- **WRITTEN EXERCISE**: Transcribe the records that follow. Keep every word exactly, and drop the pictures.

[START OF STORED ROWS]

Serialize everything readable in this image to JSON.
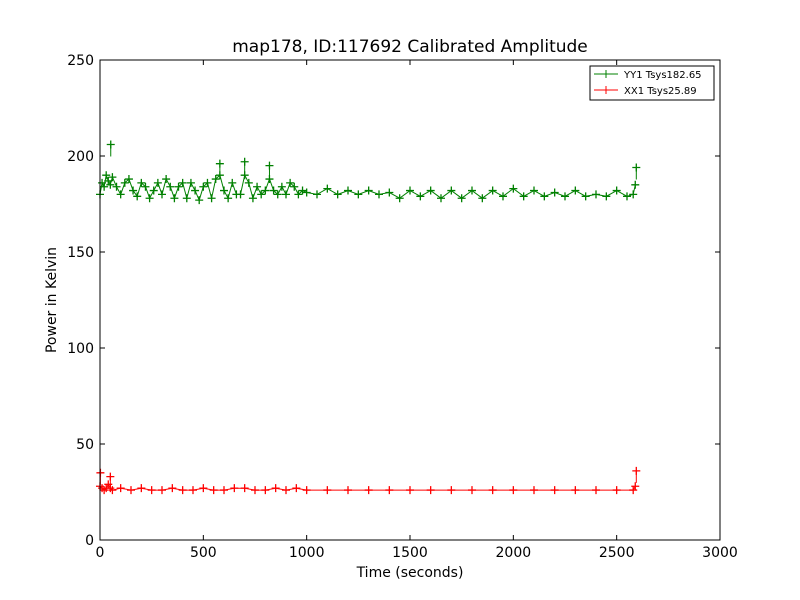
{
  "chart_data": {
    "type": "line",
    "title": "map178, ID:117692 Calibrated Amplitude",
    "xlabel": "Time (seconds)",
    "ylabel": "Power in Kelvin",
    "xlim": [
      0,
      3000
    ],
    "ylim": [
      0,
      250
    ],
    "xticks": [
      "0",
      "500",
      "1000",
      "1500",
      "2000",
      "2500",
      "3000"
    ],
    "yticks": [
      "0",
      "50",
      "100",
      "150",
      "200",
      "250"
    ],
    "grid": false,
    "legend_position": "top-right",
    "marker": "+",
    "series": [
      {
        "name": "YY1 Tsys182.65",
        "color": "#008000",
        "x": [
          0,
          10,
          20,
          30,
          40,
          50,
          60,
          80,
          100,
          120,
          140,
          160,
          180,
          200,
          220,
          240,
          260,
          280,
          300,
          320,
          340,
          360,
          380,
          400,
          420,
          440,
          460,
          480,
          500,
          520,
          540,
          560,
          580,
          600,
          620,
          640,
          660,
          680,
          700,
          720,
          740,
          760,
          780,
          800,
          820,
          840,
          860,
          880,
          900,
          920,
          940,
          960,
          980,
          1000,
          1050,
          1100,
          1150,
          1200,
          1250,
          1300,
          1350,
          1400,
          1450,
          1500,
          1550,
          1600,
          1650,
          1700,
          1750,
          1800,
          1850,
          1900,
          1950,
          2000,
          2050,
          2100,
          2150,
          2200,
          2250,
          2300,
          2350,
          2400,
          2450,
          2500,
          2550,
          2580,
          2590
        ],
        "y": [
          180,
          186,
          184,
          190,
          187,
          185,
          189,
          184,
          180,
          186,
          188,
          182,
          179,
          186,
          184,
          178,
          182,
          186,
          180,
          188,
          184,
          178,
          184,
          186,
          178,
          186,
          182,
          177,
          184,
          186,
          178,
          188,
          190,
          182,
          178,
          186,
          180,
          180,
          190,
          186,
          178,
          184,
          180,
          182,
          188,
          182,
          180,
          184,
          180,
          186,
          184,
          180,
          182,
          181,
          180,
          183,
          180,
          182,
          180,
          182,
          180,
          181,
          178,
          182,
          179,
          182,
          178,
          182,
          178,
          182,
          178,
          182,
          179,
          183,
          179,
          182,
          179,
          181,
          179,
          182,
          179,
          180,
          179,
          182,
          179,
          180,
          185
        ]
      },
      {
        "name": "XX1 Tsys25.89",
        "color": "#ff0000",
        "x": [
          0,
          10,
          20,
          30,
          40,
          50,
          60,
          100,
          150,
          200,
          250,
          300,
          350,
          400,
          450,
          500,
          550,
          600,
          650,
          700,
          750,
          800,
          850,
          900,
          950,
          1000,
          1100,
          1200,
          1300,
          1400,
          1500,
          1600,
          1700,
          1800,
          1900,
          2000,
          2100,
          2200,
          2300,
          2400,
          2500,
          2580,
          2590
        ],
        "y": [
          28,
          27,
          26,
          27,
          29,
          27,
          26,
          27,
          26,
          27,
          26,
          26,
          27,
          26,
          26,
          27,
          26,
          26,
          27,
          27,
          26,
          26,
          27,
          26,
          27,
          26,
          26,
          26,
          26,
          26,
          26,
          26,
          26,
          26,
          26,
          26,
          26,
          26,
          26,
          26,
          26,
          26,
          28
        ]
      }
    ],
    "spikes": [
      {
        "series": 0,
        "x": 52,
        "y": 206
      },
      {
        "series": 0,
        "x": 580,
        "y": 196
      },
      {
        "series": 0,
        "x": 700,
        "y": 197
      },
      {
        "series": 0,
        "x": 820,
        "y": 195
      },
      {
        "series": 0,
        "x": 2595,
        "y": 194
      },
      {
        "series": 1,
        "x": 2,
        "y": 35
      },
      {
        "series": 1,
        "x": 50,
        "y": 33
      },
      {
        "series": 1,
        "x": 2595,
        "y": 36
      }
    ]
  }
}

[END OF STORED ROWS]

- **SOLUTION TO THE EXERCISE**:
Serialize everything readable in this image to JSON.
{
  "chart_data": {
    "type": "line",
    "title": "map178, ID:117692 Calibrated Amplitude",
    "xlabel": "Time (seconds)",
    "ylabel": "Power in Kelvin",
    "xlim": [
      0,
      3000
    ],
    "ylim": [
      0,
      250
    ],
    "xticks": [
      "0",
      "500",
      "1000",
      "1500",
      "2000",
      "2500",
      "3000"
    ],
    "yticks": [
      "0",
      "50",
      "100",
      "150",
      "200",
      "250"
    ],
    "grid": false,
    "legend_position": "top-right",
    "marker": "+",
    "series": [
      {
        "name": "YY1 Tsys182.65",
        "color": "#008000",
        "x": [
          0,
          10,
          20,
          30,
          40,
          50,
          60,
          80,
          100,
          120,
          140,
          160,
          180,
          200,
          220,
          240,
          260,
          280,
          300,
          320,
          340,
          360,
          380,
          400,
          420,
          440,
          460,
          480,
          500,
          520,
          540,
          560,
          580,
          600,
          620,
          640,
          660,
          680,
          700,
          720,
          740,
          760,
          780,
          800,
          820,
          840,
          860,
          880,
          900,
          920,
          940,
          960,
          980,
          1000,
          1050,
          1100,
          1150,
          1200,
          1250,
          1300,
          1350,
          1400,
          1450,
          1500,
          1550,
          1600,
          1650,
          1700,
          1750,
          1800,
          1850,
          1900,
          1950,
          2000,
          2050,
          2100,
          2150,
          2200,
          2250,
          2300,
          2350,
          2400,
          2450,
          2500,
          2550,
          2580,
          2590
        ],
        "y": [
          180,
          186,
          184,
          190,
          187,
          185,
          189,
          184,
          180,
          186,
          188,
          182,
          179,
          186,
          184,
          178,
          182,
          186,
          180,
          188,
          184,
          178,
          184,
          186,
          178,
          186,
          182,
          177,
          184,
          186,
          178,
          188,
          190,
          182,
          178,
          186,
          180,
          180,
          190,
          186,
          178,
          184,
          180,
          182,
          188,
          182,
          180,
          184,
          180,
          186,
          184,
          180,
          182,
          181,
          180,
          183,
          180,
          182,
          180,
          182,
          180,
          181,
          178,
          182,
          179,
          182,
          178,
          182,
          178,
          182,
          178,
          182,
          179,
          183,
          179,
          182,
          179,
          181,
          179,
          182,
          179,
          180,
          179,
          182,
          179,
          180,
          185
        ]
      },
      {
        "name": "XX1 Tsys25.89",
        "color": "#ff0000",
        "x": [
          0,
          10,
          20,
          30,
          40,
          50,
          60,
          100,
          150,
          200,
          250,
          300,
          350,
          400,
          450,
          500,
          550,
          600,
          650,
          700,
          750,
          800,
          850,
          900,
          950,
          1000,
          1100,
          1200,
          1300,
          1400,
          1500,
          1600,
          1700,
          1800,
          1900,
          2000,
          2100,
          2200,
          2300,
          2400,
          2500,
          2580,
          2590
        ],
        "y": [
          28,
          27,
          26,
          27,
          29,
          27,
          26,
          27,
          26,
          27,
          26,
          26,
          27,
          26,
          26,
          27,
          26,
          26,
          27,
          27,
          26,
          26,
          27,
          26,
          27,
          26,
          26,
          26,
          26,
          26,
          26,
          26,
          26,
          26,
          26,
          26,
          26,
          26,
          26,
          26,
          26,
          26,
          28
        ]
      }
    ],
    "spikes": [
      {
        "series": 0,
        "x": 52,
        "y": 206
      },
      {
        "series": 0,
        "x": 580,
        "y": 196
      },
      {
        "series": 0,
        "x": 700,
        "y": 197
      },
      {
        "series": 0,
        "x": 820,
        "y": 195
      },
      {
        "series": 0,
        "x": 2595,
        "y": 194
      },
      {
        "series": 1,
        "x": 2,
        "y": 35
      },
      {
        "series": 1,
        "x": 50,
        "y": 33
      },
      {
        "series": 1,
        "x": 2595,
        "y": 36
      }
    ]
  }
}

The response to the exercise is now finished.